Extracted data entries
──────────────────────────────

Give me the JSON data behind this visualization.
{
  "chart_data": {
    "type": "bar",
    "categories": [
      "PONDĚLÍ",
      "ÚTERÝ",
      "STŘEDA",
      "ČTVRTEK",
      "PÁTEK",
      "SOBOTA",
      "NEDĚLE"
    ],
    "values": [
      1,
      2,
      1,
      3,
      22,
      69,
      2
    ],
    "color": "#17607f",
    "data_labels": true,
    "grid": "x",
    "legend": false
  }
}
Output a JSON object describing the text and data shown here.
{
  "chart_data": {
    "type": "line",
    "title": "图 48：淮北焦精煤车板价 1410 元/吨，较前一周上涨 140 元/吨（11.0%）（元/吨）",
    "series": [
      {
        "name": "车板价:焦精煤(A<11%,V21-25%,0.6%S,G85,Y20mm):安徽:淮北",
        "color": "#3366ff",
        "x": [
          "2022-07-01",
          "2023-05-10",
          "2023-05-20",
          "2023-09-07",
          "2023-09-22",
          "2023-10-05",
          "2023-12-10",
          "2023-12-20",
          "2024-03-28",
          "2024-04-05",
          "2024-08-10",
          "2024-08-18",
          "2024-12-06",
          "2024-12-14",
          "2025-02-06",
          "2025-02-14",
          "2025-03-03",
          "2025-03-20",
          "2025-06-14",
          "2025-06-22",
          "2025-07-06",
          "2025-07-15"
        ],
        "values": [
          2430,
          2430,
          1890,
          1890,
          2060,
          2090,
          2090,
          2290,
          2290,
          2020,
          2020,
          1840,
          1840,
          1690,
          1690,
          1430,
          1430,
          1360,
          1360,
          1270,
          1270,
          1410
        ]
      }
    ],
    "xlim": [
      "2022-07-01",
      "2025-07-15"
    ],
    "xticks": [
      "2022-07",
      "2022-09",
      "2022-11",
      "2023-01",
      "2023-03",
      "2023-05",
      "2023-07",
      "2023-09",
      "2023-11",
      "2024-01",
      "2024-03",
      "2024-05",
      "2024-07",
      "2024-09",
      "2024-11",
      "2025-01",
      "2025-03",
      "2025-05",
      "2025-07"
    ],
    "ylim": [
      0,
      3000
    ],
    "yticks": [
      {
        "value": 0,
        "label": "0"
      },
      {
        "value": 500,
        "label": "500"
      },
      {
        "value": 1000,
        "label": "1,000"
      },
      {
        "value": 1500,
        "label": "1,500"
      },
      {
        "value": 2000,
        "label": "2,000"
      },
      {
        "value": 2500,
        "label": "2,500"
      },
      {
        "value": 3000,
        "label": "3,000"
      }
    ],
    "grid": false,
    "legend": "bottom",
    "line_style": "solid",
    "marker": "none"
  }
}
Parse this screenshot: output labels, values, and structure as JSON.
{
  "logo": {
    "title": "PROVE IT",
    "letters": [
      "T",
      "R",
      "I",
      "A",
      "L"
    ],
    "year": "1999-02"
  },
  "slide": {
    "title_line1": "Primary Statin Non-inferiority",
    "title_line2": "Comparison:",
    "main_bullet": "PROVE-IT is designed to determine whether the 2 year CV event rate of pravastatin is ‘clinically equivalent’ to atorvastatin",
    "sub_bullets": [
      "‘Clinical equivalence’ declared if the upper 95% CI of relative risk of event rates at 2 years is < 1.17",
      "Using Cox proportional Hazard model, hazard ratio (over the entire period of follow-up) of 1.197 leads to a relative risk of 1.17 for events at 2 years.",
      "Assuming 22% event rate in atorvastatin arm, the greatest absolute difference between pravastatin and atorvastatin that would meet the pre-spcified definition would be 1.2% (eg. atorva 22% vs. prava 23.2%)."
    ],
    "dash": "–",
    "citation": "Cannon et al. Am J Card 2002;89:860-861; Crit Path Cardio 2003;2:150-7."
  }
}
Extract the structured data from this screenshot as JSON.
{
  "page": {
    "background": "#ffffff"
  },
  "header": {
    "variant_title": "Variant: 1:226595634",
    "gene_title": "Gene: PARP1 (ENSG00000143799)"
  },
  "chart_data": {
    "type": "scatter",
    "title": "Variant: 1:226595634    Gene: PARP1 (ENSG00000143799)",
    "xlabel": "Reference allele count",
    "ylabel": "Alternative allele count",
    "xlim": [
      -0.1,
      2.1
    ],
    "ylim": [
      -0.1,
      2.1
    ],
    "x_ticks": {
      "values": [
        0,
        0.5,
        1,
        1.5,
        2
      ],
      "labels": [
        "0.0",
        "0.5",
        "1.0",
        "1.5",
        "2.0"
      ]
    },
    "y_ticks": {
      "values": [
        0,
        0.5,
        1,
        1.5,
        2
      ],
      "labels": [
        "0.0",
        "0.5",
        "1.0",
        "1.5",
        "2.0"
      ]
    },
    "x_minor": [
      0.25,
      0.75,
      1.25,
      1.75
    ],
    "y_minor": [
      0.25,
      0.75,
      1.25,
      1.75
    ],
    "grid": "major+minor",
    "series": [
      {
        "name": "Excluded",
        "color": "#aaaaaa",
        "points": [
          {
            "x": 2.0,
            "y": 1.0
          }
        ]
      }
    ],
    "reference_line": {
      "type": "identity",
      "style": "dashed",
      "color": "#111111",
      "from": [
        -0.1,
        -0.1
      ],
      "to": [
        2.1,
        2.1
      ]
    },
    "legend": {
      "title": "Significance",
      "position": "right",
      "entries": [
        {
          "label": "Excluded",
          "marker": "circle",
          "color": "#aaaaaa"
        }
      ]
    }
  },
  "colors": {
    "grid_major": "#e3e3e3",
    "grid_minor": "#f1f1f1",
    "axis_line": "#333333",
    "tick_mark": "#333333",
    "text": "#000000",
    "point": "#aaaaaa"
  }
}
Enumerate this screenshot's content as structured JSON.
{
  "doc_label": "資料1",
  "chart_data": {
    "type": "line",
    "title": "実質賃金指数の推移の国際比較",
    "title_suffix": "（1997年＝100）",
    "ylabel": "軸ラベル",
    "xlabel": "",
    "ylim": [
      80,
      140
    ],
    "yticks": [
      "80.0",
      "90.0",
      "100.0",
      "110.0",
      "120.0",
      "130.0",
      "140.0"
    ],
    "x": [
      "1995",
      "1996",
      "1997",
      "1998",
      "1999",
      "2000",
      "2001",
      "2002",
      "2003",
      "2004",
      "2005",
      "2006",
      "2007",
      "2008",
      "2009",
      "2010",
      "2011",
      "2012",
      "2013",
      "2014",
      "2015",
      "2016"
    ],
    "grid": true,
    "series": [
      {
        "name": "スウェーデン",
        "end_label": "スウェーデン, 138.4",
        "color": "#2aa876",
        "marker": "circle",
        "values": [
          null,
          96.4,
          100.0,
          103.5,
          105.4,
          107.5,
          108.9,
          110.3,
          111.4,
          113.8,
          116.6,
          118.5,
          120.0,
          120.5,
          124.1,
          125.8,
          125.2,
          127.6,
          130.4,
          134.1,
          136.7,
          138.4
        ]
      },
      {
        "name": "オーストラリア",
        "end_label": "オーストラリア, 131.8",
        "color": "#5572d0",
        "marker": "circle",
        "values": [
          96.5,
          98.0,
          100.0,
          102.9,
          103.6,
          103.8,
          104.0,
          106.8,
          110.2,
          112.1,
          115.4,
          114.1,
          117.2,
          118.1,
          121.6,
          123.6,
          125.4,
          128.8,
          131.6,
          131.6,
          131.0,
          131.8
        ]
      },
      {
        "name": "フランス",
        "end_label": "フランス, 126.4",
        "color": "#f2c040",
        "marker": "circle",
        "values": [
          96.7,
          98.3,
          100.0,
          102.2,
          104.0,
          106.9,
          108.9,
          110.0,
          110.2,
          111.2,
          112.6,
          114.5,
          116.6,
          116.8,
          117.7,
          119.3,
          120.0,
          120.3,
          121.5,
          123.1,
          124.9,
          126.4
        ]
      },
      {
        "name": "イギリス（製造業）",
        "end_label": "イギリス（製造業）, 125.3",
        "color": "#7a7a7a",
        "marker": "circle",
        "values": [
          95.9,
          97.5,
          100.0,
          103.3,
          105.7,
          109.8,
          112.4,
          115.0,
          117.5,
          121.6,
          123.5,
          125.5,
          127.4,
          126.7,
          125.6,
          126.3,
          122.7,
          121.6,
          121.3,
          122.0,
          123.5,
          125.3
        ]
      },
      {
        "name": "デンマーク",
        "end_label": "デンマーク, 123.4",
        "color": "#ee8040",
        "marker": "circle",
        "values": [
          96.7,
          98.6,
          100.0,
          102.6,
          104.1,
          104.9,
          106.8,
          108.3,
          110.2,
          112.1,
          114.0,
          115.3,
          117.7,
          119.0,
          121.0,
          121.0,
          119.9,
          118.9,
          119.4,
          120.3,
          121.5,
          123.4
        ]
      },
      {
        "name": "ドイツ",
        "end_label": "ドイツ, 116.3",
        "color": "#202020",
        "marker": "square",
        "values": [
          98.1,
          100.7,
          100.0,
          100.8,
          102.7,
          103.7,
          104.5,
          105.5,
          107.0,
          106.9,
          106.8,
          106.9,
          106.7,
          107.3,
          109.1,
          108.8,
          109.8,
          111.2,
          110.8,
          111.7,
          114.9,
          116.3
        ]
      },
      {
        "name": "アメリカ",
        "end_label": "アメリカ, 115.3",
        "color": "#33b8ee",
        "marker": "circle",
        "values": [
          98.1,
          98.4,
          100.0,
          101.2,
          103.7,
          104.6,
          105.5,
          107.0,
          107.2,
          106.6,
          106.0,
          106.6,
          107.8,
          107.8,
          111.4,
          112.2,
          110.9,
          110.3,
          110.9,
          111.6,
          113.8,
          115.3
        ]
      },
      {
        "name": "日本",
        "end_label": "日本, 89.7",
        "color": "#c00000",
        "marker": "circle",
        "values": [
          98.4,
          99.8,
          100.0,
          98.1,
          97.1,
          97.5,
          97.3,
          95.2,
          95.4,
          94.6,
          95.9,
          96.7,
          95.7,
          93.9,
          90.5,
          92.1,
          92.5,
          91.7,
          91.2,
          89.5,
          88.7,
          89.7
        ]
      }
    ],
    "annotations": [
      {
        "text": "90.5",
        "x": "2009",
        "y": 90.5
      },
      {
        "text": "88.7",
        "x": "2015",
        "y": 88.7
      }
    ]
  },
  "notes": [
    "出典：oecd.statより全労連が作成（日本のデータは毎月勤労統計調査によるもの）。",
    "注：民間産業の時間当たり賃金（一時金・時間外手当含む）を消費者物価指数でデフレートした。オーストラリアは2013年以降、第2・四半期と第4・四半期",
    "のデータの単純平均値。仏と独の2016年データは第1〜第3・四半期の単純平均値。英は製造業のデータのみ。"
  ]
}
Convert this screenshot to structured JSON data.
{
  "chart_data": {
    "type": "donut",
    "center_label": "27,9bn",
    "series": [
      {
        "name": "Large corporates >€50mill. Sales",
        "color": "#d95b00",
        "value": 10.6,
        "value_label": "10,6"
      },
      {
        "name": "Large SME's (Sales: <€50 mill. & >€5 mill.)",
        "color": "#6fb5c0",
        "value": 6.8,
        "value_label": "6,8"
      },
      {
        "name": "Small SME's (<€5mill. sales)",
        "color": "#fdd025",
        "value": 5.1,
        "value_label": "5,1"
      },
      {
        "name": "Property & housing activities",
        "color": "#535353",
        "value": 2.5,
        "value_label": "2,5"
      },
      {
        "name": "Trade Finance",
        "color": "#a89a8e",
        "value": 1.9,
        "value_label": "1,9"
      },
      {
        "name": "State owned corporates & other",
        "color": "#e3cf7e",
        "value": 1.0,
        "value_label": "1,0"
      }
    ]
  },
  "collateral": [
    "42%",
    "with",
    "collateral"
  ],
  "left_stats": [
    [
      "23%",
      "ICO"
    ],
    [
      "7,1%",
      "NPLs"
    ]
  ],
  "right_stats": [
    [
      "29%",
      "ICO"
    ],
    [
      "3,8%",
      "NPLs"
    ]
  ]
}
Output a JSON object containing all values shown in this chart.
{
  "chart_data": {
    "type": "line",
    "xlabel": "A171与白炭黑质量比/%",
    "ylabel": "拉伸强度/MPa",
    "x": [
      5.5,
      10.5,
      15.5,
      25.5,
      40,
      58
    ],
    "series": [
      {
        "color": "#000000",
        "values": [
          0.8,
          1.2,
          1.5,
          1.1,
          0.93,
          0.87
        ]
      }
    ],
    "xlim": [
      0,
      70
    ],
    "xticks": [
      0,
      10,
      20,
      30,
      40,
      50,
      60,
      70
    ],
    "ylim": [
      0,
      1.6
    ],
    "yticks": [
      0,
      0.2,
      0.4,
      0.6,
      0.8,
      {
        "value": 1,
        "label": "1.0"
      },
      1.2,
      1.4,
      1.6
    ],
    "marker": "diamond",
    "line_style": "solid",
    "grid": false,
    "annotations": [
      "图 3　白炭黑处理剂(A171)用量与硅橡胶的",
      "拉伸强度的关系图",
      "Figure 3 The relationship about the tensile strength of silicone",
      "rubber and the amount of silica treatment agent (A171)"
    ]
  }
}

──────────────────────────────

* Problem details: Go over the records above and tally the lines with the word "count" in them. Give the number alone.

* Finished task: 2